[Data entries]
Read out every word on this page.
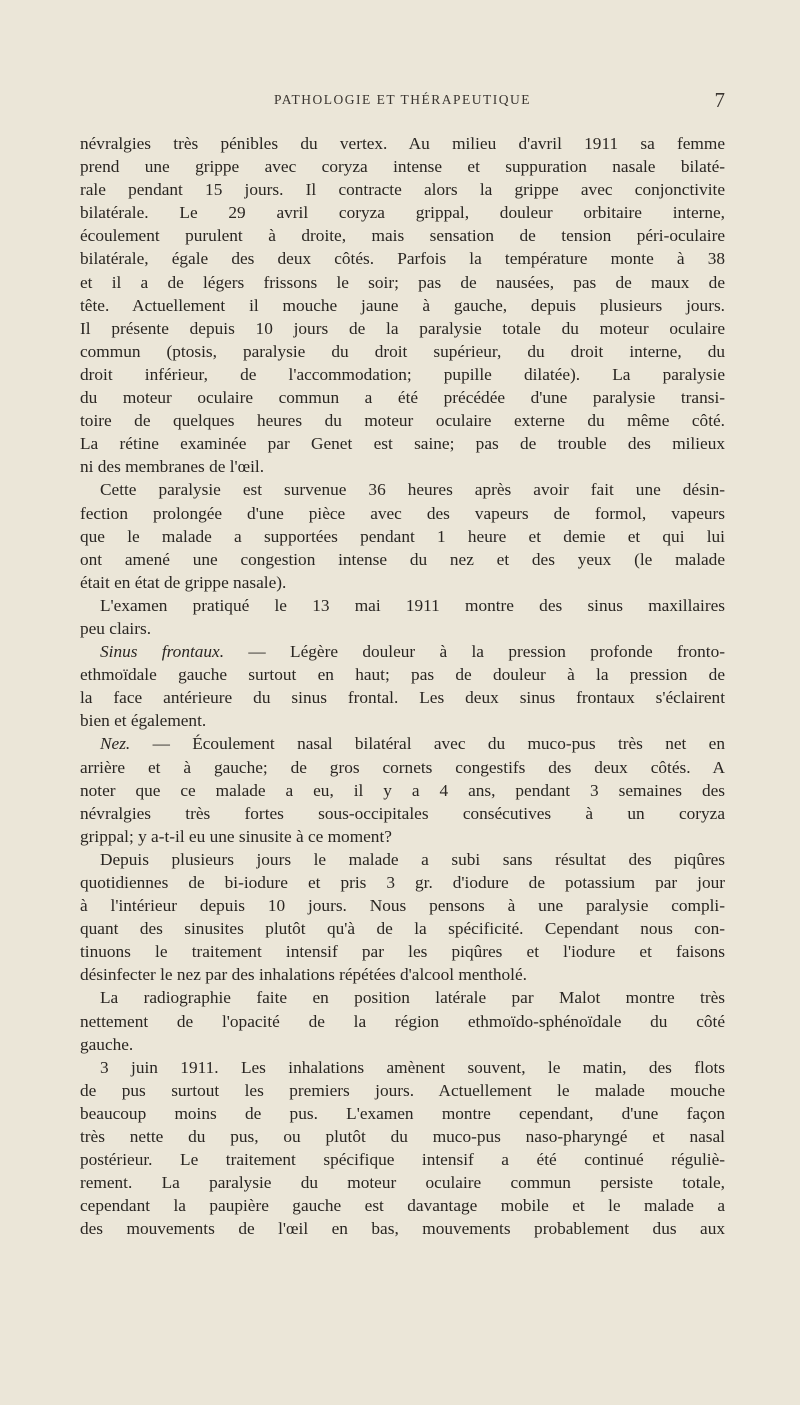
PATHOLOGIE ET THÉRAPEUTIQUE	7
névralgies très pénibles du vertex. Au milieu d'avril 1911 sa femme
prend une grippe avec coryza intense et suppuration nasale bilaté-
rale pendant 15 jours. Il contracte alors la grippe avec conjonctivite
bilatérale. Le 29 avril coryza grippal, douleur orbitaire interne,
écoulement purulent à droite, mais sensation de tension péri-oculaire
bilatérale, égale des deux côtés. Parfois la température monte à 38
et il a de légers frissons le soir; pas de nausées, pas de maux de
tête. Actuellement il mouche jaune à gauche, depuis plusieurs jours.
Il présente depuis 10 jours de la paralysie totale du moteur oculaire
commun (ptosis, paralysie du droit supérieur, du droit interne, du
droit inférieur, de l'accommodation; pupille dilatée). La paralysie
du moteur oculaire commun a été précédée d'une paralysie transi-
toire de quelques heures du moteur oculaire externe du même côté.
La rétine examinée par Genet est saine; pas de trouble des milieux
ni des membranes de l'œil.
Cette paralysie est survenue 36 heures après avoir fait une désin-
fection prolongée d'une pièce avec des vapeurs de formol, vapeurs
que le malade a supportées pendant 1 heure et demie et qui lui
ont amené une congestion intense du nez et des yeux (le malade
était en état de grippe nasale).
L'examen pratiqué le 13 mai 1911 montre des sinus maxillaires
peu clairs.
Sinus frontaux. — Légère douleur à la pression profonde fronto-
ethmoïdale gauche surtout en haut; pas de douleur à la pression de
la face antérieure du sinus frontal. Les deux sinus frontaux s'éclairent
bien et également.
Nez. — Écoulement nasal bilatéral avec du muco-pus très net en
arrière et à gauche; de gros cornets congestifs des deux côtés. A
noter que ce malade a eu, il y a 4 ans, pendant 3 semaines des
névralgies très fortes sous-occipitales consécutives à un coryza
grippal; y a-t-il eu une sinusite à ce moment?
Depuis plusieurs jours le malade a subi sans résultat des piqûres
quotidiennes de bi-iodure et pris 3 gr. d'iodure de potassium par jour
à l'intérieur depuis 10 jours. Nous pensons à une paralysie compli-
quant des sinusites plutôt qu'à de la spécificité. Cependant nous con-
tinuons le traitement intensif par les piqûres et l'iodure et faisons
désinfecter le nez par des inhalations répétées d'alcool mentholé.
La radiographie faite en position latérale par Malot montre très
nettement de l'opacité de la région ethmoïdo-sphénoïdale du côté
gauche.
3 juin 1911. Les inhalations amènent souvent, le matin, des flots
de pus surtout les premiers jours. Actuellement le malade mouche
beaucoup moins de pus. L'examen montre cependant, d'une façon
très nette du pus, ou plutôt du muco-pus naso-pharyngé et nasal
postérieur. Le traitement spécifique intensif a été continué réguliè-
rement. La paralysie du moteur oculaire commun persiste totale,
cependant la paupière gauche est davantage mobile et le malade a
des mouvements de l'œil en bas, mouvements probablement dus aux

* * *

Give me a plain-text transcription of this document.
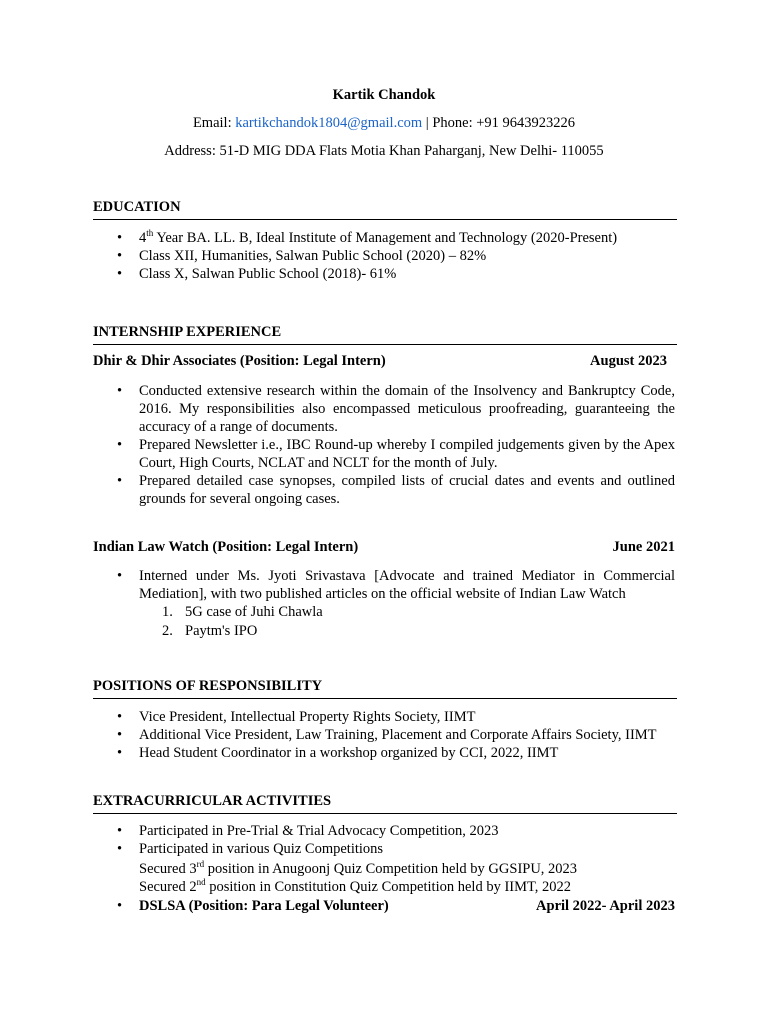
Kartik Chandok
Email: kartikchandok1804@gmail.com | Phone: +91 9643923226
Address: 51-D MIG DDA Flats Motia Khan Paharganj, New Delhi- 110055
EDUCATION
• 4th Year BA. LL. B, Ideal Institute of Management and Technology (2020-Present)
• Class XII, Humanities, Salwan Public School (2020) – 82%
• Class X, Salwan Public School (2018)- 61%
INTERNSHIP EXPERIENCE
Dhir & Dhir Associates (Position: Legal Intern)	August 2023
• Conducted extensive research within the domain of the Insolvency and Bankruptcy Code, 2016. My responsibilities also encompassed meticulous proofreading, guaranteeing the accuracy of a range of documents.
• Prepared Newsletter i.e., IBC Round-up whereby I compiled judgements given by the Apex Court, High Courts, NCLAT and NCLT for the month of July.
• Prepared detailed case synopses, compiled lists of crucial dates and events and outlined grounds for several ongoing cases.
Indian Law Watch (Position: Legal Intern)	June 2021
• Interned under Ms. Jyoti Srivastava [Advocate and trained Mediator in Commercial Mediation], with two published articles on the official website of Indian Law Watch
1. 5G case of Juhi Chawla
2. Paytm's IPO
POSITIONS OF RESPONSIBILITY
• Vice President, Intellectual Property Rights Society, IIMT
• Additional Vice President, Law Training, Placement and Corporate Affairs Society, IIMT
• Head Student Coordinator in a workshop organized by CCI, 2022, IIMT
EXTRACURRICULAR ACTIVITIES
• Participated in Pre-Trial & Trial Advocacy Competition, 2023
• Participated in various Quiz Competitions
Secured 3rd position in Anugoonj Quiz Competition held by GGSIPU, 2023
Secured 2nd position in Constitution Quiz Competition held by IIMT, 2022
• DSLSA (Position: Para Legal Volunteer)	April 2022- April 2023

• _TASK TO COMPLETE_
Go through the material above and count the lines that contain "Public"; give that number alone.

• _FINISHED TASK_
2